START PROVIDED PASSAGE
Arredondo v. Jackson Memorial Hosp.

412 So. 2d 912 (1982)

Pedro ARREDONDO, Appellant,
v.
JACKSON MEMORIAL HOSPITAL and Department of Labor and Employment Security, State of Florida, Unemployment Appeals Commission, Appellee.

No. 81-2172.

District Court of Appeal of Florida, Third District.

April 6, 1982. Rehearing Denied May 5, 1982.

*913 Pedro Arredondo, in pro. per.

James R. Parks and Norman A. Blessing, Tallahassee, for appellee.

Before HENDRY, BASKIN and JORGENSON, JJ.

PER CURIAM.

This is an appeal from an order of the Unemployment Appeals Commission affirming the decision of the Appeals Referee. The Referee's decision was supported by the following findings of fact and conclusions of law:

"FINDINGS OF FACT: Claimant became employed by the operator of a hospital as a computer operator in February, 1981. His assigned hours of work were from 12 midnight to 12 noon Thursday through Sunday. During the course of the claimant's employment the claimant found that he had difficulty sleeping during the day. The claimant also found that he had difficulty sleeping during the day when he worked the same shift for approximately one year before he took this employment. The claimant was also dissatisfied with the employer's pay differential for the shift and for these reasons he notified his employer that unless both conditions were corrected that he would leave his employment. When the conditions were not corrected the claimant decided to leave his employment on April 19, 1981, and he tendered his resignation at that time.
CONCLUSIONS OF LAW: The Unemployment Compensation Law provides that an individual shall be disqualified for benefits if he has voluntarily left his employment without good cause attributable to his employer.
END PROVIDED PASSAGE
START GIVEN DATA
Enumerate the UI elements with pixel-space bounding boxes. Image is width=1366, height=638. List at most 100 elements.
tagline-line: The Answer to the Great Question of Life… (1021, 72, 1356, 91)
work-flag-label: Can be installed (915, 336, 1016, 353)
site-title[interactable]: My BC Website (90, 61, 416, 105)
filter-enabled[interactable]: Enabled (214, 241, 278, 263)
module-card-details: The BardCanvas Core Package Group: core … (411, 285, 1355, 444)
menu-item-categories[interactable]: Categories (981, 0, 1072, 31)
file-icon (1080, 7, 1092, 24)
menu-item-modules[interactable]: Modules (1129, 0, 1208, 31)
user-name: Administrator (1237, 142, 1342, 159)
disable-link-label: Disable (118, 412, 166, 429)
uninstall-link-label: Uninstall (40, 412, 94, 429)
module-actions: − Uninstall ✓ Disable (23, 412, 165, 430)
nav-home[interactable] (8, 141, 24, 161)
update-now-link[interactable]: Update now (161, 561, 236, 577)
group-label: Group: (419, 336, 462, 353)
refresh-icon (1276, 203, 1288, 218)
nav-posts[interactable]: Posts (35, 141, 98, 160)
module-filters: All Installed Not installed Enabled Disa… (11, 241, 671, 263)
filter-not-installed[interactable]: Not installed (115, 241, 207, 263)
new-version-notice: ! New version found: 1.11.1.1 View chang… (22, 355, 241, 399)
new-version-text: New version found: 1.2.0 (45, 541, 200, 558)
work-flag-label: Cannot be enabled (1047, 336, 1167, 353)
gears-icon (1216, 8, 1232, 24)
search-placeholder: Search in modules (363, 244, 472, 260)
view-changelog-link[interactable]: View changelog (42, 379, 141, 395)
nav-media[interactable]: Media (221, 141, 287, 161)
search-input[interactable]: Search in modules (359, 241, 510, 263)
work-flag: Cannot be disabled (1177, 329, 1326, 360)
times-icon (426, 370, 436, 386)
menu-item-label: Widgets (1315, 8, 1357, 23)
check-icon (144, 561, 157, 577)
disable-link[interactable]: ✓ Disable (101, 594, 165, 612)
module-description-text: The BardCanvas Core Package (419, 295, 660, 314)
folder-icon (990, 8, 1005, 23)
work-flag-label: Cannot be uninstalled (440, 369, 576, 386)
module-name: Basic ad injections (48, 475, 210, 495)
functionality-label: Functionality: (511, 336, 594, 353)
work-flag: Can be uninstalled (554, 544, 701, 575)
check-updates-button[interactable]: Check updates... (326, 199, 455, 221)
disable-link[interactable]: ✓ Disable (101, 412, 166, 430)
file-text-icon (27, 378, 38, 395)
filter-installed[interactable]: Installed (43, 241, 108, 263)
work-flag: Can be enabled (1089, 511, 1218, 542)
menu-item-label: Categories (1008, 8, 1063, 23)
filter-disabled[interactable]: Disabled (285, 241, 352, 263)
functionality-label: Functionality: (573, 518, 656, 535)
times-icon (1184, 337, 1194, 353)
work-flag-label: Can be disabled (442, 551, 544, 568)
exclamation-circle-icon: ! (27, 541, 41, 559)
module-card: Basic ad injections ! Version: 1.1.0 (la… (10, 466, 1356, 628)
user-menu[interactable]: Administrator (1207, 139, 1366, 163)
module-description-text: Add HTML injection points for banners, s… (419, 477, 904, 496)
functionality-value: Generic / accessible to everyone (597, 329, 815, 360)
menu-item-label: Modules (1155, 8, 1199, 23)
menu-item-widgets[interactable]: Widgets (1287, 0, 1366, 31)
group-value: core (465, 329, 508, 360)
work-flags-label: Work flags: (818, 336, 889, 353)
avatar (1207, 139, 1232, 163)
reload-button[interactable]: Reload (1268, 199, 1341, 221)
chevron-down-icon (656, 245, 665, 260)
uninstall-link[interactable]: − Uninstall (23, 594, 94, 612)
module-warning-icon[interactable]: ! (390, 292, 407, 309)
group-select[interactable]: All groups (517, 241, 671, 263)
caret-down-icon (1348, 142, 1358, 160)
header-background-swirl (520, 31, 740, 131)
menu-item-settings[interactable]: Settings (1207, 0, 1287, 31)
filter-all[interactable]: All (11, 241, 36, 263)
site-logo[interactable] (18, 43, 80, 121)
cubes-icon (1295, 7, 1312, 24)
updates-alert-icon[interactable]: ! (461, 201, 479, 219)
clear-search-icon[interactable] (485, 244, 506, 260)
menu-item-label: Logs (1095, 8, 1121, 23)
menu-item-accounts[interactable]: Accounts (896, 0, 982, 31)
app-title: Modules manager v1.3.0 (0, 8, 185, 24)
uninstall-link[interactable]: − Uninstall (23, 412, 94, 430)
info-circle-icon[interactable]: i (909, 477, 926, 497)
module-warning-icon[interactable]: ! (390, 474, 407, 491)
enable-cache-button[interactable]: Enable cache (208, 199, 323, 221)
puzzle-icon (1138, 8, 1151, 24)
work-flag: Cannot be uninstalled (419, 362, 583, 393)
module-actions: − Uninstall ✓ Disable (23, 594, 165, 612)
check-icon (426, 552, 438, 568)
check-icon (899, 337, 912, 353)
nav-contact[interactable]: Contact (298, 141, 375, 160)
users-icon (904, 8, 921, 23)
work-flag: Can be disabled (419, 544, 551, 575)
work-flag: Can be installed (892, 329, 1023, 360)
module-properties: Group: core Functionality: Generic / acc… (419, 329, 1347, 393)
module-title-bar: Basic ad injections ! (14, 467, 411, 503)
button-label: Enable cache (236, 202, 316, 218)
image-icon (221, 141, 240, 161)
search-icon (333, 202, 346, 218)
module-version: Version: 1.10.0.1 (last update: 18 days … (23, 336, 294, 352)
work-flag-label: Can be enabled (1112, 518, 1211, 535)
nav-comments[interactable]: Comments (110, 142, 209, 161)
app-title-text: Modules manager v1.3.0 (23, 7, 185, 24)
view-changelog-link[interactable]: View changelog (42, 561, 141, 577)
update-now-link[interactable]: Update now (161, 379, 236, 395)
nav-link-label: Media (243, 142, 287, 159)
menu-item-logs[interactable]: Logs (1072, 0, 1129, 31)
END GIVEN DATA
> **TASK DETAILS**
Rewrite the Arredondo opinion starting with "District Court of" and going on through "PER CURIAM.", renaming "Third District" to "Second District" wherever it occurs.

> **ANSWER FOR THIS EXERCISE**
District Court of Appeal of Florida, Second District.

April 6, 1982. Rehearing Denied May 5, 1982.

*913 Pedro Arredondo, in pro. per.

James R. Parks and Norman A. Blessing, Tallahassee, for appellee.

Before HENDRY, BASKIN and JORGENSON, JJ.

PER CURIAM.